__Records to use__.
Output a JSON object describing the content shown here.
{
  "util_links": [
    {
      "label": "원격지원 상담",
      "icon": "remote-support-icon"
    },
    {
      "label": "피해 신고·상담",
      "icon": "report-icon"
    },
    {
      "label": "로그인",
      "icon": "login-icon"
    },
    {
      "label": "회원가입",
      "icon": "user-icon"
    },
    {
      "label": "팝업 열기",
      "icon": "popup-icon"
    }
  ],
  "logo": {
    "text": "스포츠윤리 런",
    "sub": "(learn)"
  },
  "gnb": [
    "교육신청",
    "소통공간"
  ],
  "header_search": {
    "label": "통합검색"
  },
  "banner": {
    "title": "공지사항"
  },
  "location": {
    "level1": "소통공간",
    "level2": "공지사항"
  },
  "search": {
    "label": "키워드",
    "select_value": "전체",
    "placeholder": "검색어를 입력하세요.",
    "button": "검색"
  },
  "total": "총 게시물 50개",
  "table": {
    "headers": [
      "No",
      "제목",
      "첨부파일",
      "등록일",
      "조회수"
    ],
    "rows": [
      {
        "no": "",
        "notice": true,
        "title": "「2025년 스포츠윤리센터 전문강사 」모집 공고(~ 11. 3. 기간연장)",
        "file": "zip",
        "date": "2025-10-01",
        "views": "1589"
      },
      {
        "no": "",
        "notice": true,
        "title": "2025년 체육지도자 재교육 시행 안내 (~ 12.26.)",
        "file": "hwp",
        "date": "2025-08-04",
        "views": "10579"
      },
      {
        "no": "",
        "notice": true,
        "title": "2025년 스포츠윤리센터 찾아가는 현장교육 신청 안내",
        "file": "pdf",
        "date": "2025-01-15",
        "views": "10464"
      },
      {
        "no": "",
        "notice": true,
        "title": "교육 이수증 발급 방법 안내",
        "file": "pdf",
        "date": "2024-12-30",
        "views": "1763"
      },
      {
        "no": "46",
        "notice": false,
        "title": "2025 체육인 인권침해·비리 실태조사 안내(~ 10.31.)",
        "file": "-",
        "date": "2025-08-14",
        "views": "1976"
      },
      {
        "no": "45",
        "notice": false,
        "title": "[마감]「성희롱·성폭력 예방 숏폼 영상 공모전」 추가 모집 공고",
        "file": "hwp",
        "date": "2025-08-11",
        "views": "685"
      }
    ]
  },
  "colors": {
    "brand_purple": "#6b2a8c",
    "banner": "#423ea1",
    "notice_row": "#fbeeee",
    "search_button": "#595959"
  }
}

==

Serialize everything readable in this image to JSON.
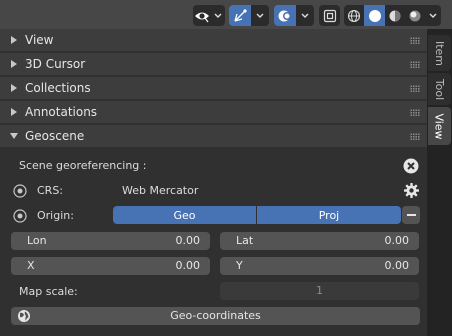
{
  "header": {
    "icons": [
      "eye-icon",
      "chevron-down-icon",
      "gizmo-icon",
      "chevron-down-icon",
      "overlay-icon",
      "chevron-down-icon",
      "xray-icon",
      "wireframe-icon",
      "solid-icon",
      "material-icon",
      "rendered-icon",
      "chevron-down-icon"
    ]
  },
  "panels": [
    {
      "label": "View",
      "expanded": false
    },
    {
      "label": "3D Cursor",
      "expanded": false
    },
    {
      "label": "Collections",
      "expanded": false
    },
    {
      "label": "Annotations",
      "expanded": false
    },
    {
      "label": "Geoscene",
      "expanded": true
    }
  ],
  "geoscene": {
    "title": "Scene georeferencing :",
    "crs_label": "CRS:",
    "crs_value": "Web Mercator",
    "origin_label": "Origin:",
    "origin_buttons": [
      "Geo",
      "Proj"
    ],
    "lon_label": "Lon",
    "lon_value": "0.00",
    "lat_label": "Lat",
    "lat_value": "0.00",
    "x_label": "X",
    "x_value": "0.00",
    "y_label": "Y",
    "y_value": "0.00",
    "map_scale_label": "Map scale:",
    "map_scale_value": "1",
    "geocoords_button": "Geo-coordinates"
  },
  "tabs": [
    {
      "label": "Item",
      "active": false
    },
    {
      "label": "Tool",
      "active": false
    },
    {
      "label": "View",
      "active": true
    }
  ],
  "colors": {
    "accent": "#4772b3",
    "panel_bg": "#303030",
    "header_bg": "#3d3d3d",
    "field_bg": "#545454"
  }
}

__Directions for this task__. Gather each line of the listing containing the word "스포츠윤리센터" and show it.

__Solution for this exercise__.
        "title": "「2025년 스포츠윤리센터 전문강사 」모집 공고(~ 11. 3. 기간연장)",
        "title": "2025년 스포츠윤리센터 찾아가는 현장교육 신청 안내",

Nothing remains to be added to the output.